### Instructions to follow
Exactly repeat the full listing that follows.

### Figure data in JSON

* * *

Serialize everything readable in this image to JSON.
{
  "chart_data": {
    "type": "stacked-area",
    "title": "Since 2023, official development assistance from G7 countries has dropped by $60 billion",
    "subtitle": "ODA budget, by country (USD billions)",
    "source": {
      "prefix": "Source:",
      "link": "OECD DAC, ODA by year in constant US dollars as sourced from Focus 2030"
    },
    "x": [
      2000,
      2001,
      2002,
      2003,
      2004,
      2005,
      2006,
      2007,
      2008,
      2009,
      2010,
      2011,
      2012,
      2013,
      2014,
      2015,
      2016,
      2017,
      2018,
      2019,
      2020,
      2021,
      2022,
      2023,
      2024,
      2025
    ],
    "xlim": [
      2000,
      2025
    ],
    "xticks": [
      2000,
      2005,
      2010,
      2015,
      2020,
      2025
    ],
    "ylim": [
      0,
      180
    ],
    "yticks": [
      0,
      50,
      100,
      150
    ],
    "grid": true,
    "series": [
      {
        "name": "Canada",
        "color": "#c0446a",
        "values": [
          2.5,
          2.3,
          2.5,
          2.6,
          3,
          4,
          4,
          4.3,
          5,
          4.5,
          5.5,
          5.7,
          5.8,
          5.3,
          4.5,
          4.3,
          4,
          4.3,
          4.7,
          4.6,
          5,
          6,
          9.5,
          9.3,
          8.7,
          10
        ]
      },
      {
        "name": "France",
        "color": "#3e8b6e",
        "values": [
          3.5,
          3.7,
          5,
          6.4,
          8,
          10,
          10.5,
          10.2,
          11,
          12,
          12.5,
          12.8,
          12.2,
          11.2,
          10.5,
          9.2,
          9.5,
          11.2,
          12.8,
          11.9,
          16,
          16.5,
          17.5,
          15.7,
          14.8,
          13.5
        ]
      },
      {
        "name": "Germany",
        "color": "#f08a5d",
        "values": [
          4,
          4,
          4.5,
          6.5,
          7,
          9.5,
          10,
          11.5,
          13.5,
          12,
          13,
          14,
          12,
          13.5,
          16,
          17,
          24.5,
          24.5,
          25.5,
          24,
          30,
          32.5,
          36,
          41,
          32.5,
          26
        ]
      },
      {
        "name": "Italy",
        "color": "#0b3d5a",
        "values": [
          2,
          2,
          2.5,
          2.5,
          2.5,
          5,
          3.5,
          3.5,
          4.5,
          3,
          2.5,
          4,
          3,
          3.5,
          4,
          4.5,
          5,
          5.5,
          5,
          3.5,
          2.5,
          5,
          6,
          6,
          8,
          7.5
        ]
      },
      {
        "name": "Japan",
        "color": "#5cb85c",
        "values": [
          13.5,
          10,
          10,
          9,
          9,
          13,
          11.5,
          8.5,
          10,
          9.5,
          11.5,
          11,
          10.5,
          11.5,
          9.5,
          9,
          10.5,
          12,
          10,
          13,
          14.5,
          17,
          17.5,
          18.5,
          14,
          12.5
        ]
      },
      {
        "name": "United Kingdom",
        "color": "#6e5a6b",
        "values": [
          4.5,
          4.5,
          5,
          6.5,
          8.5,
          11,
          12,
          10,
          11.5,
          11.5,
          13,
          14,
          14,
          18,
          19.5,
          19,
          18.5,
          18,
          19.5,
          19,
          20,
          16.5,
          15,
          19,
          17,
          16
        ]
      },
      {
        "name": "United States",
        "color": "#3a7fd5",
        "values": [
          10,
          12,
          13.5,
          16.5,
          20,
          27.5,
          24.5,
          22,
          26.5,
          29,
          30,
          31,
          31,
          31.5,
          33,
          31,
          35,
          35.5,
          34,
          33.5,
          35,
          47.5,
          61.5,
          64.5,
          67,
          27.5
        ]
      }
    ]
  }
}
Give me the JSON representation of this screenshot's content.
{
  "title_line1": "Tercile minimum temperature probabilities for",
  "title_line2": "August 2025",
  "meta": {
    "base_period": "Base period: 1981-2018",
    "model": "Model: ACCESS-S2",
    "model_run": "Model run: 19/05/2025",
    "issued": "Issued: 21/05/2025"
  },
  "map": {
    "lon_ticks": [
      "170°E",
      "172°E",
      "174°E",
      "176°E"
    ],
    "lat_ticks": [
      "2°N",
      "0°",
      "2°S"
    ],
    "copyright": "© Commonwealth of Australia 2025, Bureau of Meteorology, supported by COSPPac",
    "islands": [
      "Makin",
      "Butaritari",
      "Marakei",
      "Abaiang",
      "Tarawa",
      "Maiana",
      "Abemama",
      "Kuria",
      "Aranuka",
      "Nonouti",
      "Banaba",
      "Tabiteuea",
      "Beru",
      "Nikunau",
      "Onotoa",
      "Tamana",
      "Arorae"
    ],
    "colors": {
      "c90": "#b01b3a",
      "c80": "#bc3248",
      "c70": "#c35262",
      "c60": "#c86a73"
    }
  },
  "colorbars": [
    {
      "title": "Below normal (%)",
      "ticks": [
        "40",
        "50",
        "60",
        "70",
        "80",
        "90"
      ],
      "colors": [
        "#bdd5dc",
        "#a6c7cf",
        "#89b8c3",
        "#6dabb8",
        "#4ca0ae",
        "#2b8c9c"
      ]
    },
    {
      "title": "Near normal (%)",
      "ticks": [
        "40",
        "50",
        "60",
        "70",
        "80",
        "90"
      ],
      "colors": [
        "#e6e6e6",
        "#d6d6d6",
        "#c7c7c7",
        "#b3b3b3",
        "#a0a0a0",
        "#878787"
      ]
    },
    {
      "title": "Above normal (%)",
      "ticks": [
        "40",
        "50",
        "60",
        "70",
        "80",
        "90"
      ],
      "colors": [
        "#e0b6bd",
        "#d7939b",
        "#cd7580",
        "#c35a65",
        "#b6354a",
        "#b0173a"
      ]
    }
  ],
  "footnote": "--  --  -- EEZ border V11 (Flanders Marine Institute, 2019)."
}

* * *

### Task result
Serialize everything readable in this image to JSON.
{
  "chart_data": {
    "type": "stacked-area",
    "title": "Since 2023, official development assistance from G7 countries has dropped by $60 billion",
    "subtitle": "ODA budget, by country (USD billions)",
    "source": {
      "prefix": "Source:",
      "link": "OECD DAC, ODA by year in constant US dollars as sourced from Focus 2030"
    },
    "x": [
      2000,
      2001,
      2002,
      2003,
      2004,
      2005,
      2006,
      2007,
      2008,
      2009,
      2010,
      2011,
      2012,
      2013,
      2014,
      2015,
      2016,
      2017,
      2018,
      2019,
      2020,
      2021,
      2022,
      2023,
      2024,
      2025
    ],
    "xlim": [
      2000,
      2025
    ],
    "xticks": [
      2000,
      2005,
      2010,
      2015,
      2020,
      2025
    ],
    "ylim": [
      0,
      180
    ],
    "yticks": [
      0,
      50,
      100,
      150
    ],
    "grid": true,
    "series": [
      {
        "name": "Canada",
        "color": "#c0446a",
        "values": [
          2.5,
          2.3,
          2.5,
          2.6,
          3,
          4,
          4,
          4.3,
          5,
          4.5,
          5.5,
          5.7,
          5.8,
          5.3,
          4.5,
          4.3,
          4,
          4.3,
          4.7,
          4.6,
          5,
          6,
          9.5,
          9.3,
          8.7,
          10
        ]
      },
      {
        "name": "France",
        "color": "#3e8b6e",
        "values": [
          3.5,
          3.7,
          5,
          6.4,
          8,
          10,
          10.5,
          10.2,
          11,
          12,
          12.5,
          12.8,
          12.2,
          11.2,
          10.5,
          9.2,
          9.5,
          11.2,
          12.8,
          11.9,
          16,
          16.5,
          17.5,
          15.7,
          14.8,
          13.5
        ]
      },
      {
        "name": "Germany",
        "color": "#f08a5d",
        "values": [
          4,
          4,
          4.5,
          6.5,
          7,
          9.5,
          10,
          11.5,
          13.5,
          12,
          13,
          14,
          12,
          13.5,
          16,
          17,
          24.5,
          24.5,
          25.5,
          24,
          30,
          32.5,
          36,
          41,
          32.5,
          26
        ]
      },
      {
        "name": "Italy",
        "color": "#0b3d5a",
        "values": [
          2,
          2,
          2.5,
          2.5,
          2.5,
          5,
          3.5,
          3.5,
          4.5,
          3,
          2.5,
          4,
          3,
          3.5,
          4,
          4.5,
          5,
          5.5,
          5,
          3.5,
          2.5,
          5,
          6,
          6,
          8,
          7.5
        ]
      },
      {
        "name": "Japan",
        "color": "#5cb85c",
        "values": [
          13.5,
          10,
          10,
          9,
          9,
          13,
          11.5,
          8.5,
          10,
          9.5,
          11.5,
          11,
          10.5,
          11.5,
          9.5,
          9,
          10.5,
          12,
          10,
          13,
          14.5,
          17,
          17.5,
          18.5,
          14,
          12.5
        ]
      },
      {
        "name": "United Kingdom",
        "color": "#6e5a6b",
        "values": [
          4.5,
          4.5,
          5,
          6.5,
          8.5,
          11,
          12,
          10,
          11.5,
          11.5,
          13,
          14,
          14,
          18,
          19.5,
          19,
          18.5,
          18,
          19.5,
          19,
          20,
          16.5,
          15,
          19,
          17,
          16
        ]
      },
      {
        "name": "United States",
        "color": "#3a7fd5",
        "values": [
          10,
          12,
          13.5,
          16.5,
          20,
          27.5,
          24.5,
          22,
          26.5,
          29,
          30,
          31,
          31,
          31.5,
          33,
          31,
          35,
          35.5,
          34,
          33.5,
          35,
          47.5,
          61.5,
          64.5,
          67,
          27.5
        ]
      }
    ]
  }
}
Give me the JSON representation of this screenshot's content.
{
  "title_line1": "Tercile minimum temperature probabilities for",
  "title_line2": "August 2025",
  "meta": {
    "base_period": "Base period: 1981-2018",
    "model": "Model: ACCESS-S2",
    "model_run": "Model run: 19/05/2025",
    "issued": "Issued: 21/05/2025"
  },
  "map": {
    "lon_ticks": [
      "170°E",
      "172°E",
      "174°E",
      "176°E"
    ],
    "lat_ticks": [
      "2°N",
      "0°",
      "2°S"
    ],
    "copyright": "© Commonwealth of Australia 2025, Bureau of Meteorology, supported by COSPPac",
    "islands": [
      "Makin",
      "Butaritari",
      "Marakei",
      "Abaiang",
      "Tarawa",
      "Maiana",
      "Abemama",
      "Kuria",
      "Aranuka",
      "Nonouti",
      "Banaba",
      "Tabiteuea",
      "Beru",
      "Nikunau",
      "Onotoa",
      "Tamana",
      "Arorae"
    ],
    "colors": {
      "c90": "#b01b3a",
      "c80": "#bc3248",
      "c70": "#c35262",
      "c60": "#c86a73"
    }
  },
  "colorbars": [
    {
      "title": "Below normal (%)",
      "ticks": [
        "40",
        "50",
        "60",
        "70",
        "80",
        "90"
      ],
      "colors": [
        "#bdd5dc",
        "#a6c7cf",
        "#89b8c3",
        "#6dabb8",
        "#4ca0ae",
        "#2b8c9c"
      ]
    },
    {
      "title": "Near normal (%)",
      "ticks": [
        "40",
        "50",
        "60",
        "70",
        "80",
        "90"
      ],
      "colors": [
        "#e6e6e6",
        "#d6d6d6",
        "#c7c7c7",
        "#b3b3b3",
        "#a0a0a0",
        "#878787"
      ]
    },
    {
      "title": "Above normal (%)",
      "ticks": [
        "40",
        "50",
        "60",
        "70",
        "80",
        "90"
      ],
      "colors": [
        "#e0b6bd",
        "#d7939b",
        "#cd7580",
        "#c35a65",
        "#b6354a",
        "#b0173a"
      ]
    }
  ],
  "footnote": "--  --  -- EEZ border V11 (Flanders Marine Institute, 2019)."
}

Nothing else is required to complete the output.